▽

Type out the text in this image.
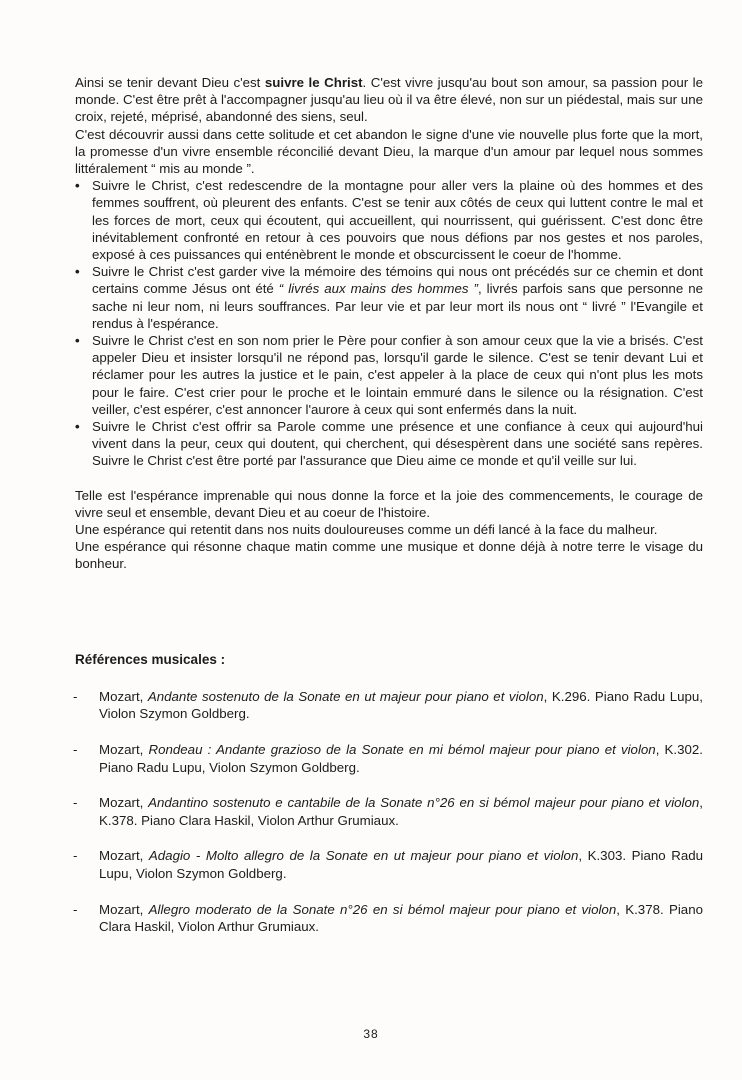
Ainsi se tenir devant Dieu c'est suivre le Christ. C'est vivre jusqu'au bout son amour, sa passion pour le monde. C'est être prêt à l'accompagner jusqu'au lieu où il va être élevé, non sur un piédestal, mais sur une croix, rejeté, méprisé, abandonné des siens, seul.

C'est découvrir aussi dans cette solitude et cet abandon le signe d'une vie nouvelle plus forte que la mort, la promesse d'un vivre ensemble réconcilié devant Dieu, la marque d'un amour par lequel nous sommes littéralement “ mis au monde ”.

• Suivre le Christ, c'est redescendre de la montagne pour aller vers la plaine où des hommes et des femmes souffrent, où pleurent des enfants. C'est se tenir aux côtés de ceux qui luttent contre le mal et les forces de mort, ceux qui écoutent, qui accueillent, qui nourrissent, qui guérissent. C'est donc être inévitablement confronté en retour à ces pouvoirs que nous défions par nos gestes et nos paroles, exposé à ces puissances qui enténèbrent le monde et obscurcissent le coeur de l'homme.
• Suivre le Christ c'est garder vive la mémoire des témoins qui nous ont précédés sur ce chemin et dont certains comme Jésus ont été “ livrés aux mains des hommes ”, livrés parfois sans que personne ne sache ni leur nom, ni leurs souffrances. Par leur vie et par leur mort ils nous ont “ livré ” l'Evangile et rendus à l'espérance.
• Suivre le Christ c'est en son nom prier le Père pour confier à son amour ceux que la vie a brisés. C'est appeler Dieu et insister lorsqu'il ne répond pas, lorsqu'il garde le silence. C'est se tenir devant Lui et réclamer pour les autres la justice et le pain, c'est appeler à la place de ceux qui n'ont plus les mots pour le faire. C'est crier pour le proche et le lointain emmuré dans le silence ou la résignation. C'est veiller, c'est espérer, c'est annoncer l'aurore à ceux qui sont enfermés dans la nuit.
• Suivre le Christ c'est offrir sa Parole comme une présence et une confiance à ceux qui aujourd'hui vivent dans la peur, ceux qui doutent, qui cherchent, qui désespèrent dans une société sans repères. Suivre le Christ c'est être porté par l'assurance que Dieu aime ce monde et qu'il veille sur lui.

Telle est l'espérance imprenable qui nous donne la force et la joie des commencements, le courage de vivre seul et ensemble, devant Dieu et au coeur de l'histoire.

Une espérance qui retentit dans nos nuits douloureuses comme un défi lancé à la face du malheur.

Une espérance qui résonne chaque matin comme une musique et donne déjà à notre terre le visage du bonheur.

Références musicales :

- Mozart, Andante sostenuto de la Sonate en ut majeur pour piano et violon, K.296. Piano Radu Lupu, Violon Szymon Goldberg.
- Mozart, Rondeau : Andante grazioso de la Sonate en mi bémol majeur pour piano et violon, K.302. Piano Radu Lupu, Violon Szymon Goldberg.
- Mozart, Andantino sostenuto e cantabile de la Sonate n°26 en si bémol majeur pour piano et violon, K.378. Piano Clara Haskil, Violon Arthur Grumiaux.
- Mozart, Adagio - Molto allegro de la Sonate en ut majeur pour piano et violon, K.303. Piano Radu Lupu, Violon Szymon Goldberg.
- Mozart, Allegro moderato de la Sonate n°26 en si bémol majeur pour piano et violon, K.378. Piano Clara Haskil, Violon Arthur Grumiaux.
38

△

Please set down each line of the data above exactly as written, without the pictures.

Type out the text in this image.
Ainsi se tenir devant Dieu c'est suivre le Christ. C'est vivre jusqu'au bout son amour, sa passion pour le monde. C'est être prêt à l'accompagner jusqu'au lieu où il va être élevé, non sur un piédestal, mais sur une croix, rejeté, méprisé, abandonné des siens, seul.

C'est découvrir aussi dans cette solitude et cet abandon le signe d'une vie nouvelle plus forte que la mort, la promesse d'un vivre ensemble réconcilié devant Dieu, la marque d'un amour par lequel nous sommes littéralement “ mis au monde ”.

• Suivre le Christ, c'est redescendre de la montagne pour aller vers la plaine où des hommes et des femmes souffrent, où pleurent des enfants. C'est se tenir aux côtés de ceux qui luttent contre le mal et les forces de mort, ceux qui écoutent, qui accueillent, qui nourrissent, qui guérissent. C'est donc être inévitablement confronté en retour à ces pouvoirs que nous défions par nos gestes et nos paroles, exposé à ces puissances qui enténèbrent le monde et obscurcissent le coeur de l'homme.
• Suivre le Christ c'est garder vive la mémoire des témoins qui nous ont précédés sur ce chemin et dont certains comme Jésus ont été “ livrés aux mains des hommes ”, livrés parfois sans que personne ne sache ni leur nom, ni leurs souffrances. Par leur vie et par leur mort ils nous ont “ livré ” l'Evangile et rendus à l'espérance.
• Suivre le Christ c'est en son nom prier le Père pour confier à son amour ceux que la vie a brisés. C'est appeler Dieu et insister lorsqu'il ne répond pas, lorsqu'il garde le silence. C'est se tenir devant Lui et réclamer pour les autres la justice et le pain, c'est appeler à la place de ceux qui n'ont plus les mots pour le faire. C'est crier pour le proche et le lointain emmuré dans le silence ou la résignation. C'est veiller, c'est espérer, c'est annoncer l'aurore à ceux qui sont enfermés dans la nuit.
• Suivre le Christ c'est offrir sa Parole comme une présence et une confiance à ceux qui aujourd'hui vivent dans la peur, ceux qui doutent, qui cherchent, qui désespèrent dans une société sans repères. Suivre le Christ c'est être porté par l'assurance que Dieu aime ce monde et qu'il veille sur lui.

Telle est l'espérance imprenable qui nous donne la force et la joie des commencements, le courage de vivre seul et ensemble, devant Dieu et au coeur de l'histoire.

Une espérance qui retentit dans nos nuits douloureuses comme un défi lancé à la face du malheur.

Une espérance qui résonne chaque matin comme une musique et donne déjà à notre terre le visage du bonheur.

Références musicales :

- Mozart, Andante sostenuto de la Sonate en ut majeur pour piano et violon, K.296. Piano Radu Lupu, Violon Szymon Goldberg.
- Mozart, Rondeau : Andante grazioso de la Sonate en mi bémol majeur pour piano et violon, K.302. Piano Radu Lupu, Violon Szymon Goldberg.
- Mozart, Andantino sostenuto e cantabile de la Sonate n°26 en si bémol majeur pour piano et violon, K.378. Piano Clara Haskil, Violon Arthur Grumiaux.
- Mozart, Adagio - Molto allegro de la Sonate en ut majeur pour piano et violon, K.303. Piano Radu Lupu, Violon Szymon Goldberg.
- Mozart, Allegro moderato de la Sonate n°26 en si bémol majeur pour piano et violon, K.378. Piano Clara Haskil, Violon Arthur Grumiaux.
38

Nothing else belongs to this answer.